▶ Instruction
Pull every line with the word "Margaret" out of the entries below.

▶ Data to process
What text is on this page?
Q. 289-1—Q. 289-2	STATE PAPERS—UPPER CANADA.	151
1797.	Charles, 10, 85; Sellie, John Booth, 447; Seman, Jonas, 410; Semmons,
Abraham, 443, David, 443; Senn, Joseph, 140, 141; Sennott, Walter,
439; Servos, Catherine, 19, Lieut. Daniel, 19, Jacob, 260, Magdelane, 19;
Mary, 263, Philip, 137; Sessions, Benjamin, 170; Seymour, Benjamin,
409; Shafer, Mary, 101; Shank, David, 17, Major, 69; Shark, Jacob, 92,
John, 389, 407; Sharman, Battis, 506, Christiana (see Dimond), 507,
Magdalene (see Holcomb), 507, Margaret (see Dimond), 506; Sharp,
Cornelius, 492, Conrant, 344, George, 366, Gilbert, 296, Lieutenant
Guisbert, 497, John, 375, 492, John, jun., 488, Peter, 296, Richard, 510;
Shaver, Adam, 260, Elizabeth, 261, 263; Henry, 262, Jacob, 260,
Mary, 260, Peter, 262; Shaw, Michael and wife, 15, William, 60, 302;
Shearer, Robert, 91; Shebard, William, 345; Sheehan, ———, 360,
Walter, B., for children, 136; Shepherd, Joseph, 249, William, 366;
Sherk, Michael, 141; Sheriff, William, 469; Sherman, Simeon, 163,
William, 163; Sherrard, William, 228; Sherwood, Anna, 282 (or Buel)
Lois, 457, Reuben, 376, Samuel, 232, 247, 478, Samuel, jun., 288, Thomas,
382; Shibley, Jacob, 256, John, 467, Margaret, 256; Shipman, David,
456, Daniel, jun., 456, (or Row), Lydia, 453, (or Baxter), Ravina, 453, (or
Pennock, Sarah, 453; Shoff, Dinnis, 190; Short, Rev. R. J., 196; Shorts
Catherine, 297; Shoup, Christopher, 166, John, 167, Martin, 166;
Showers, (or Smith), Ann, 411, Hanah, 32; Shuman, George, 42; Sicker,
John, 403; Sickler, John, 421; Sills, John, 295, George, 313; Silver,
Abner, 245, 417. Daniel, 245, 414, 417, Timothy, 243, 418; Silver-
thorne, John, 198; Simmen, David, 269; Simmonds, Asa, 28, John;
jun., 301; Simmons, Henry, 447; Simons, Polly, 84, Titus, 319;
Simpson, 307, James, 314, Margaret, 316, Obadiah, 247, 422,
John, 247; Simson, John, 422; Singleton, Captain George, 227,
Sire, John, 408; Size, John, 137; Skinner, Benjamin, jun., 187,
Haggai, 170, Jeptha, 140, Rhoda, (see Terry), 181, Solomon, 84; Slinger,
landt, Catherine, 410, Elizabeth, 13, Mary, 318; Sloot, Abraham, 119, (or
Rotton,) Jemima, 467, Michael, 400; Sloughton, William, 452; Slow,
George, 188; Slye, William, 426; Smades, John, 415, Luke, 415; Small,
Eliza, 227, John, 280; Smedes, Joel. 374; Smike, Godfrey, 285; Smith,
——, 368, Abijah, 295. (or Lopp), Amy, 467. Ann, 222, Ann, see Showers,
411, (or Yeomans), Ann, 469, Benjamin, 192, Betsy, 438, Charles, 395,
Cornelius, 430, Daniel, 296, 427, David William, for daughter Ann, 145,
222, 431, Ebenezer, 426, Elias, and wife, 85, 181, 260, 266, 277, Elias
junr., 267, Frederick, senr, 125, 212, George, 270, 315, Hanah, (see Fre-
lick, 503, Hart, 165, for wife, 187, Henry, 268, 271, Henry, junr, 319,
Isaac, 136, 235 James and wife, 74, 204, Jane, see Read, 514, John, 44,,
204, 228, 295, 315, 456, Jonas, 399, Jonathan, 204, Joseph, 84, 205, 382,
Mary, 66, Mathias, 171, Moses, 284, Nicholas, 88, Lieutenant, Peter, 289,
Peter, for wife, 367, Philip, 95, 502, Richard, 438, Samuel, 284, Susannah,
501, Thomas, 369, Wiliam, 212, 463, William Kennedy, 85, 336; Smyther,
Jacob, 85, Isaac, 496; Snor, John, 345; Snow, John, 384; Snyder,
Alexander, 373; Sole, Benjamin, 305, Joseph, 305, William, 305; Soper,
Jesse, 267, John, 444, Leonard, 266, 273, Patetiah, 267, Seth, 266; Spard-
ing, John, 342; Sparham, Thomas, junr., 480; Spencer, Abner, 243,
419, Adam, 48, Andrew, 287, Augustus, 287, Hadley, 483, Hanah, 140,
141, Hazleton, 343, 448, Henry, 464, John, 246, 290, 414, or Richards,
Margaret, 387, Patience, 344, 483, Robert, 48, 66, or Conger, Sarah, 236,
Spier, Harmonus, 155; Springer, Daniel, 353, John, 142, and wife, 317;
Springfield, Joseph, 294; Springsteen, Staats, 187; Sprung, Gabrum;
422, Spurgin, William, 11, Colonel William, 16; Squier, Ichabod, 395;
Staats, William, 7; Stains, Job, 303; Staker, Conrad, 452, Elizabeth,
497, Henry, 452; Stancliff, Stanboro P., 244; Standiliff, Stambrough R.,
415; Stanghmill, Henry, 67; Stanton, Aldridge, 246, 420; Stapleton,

▶ Worked answer
Magdalene (see Holcomb), 507, Margaret (see Dimond), 506; Sharp,
382; Shibley, Jacob, 256, John, 467, Margaret, 256; Shipman, David,
Simpson, 307, James, 314, Margaret, 316, Obadiah, 247, 422,
Margaret, 387, Patience, 344, 483, Robert, 48, 66, or Conger, Sarah, 236,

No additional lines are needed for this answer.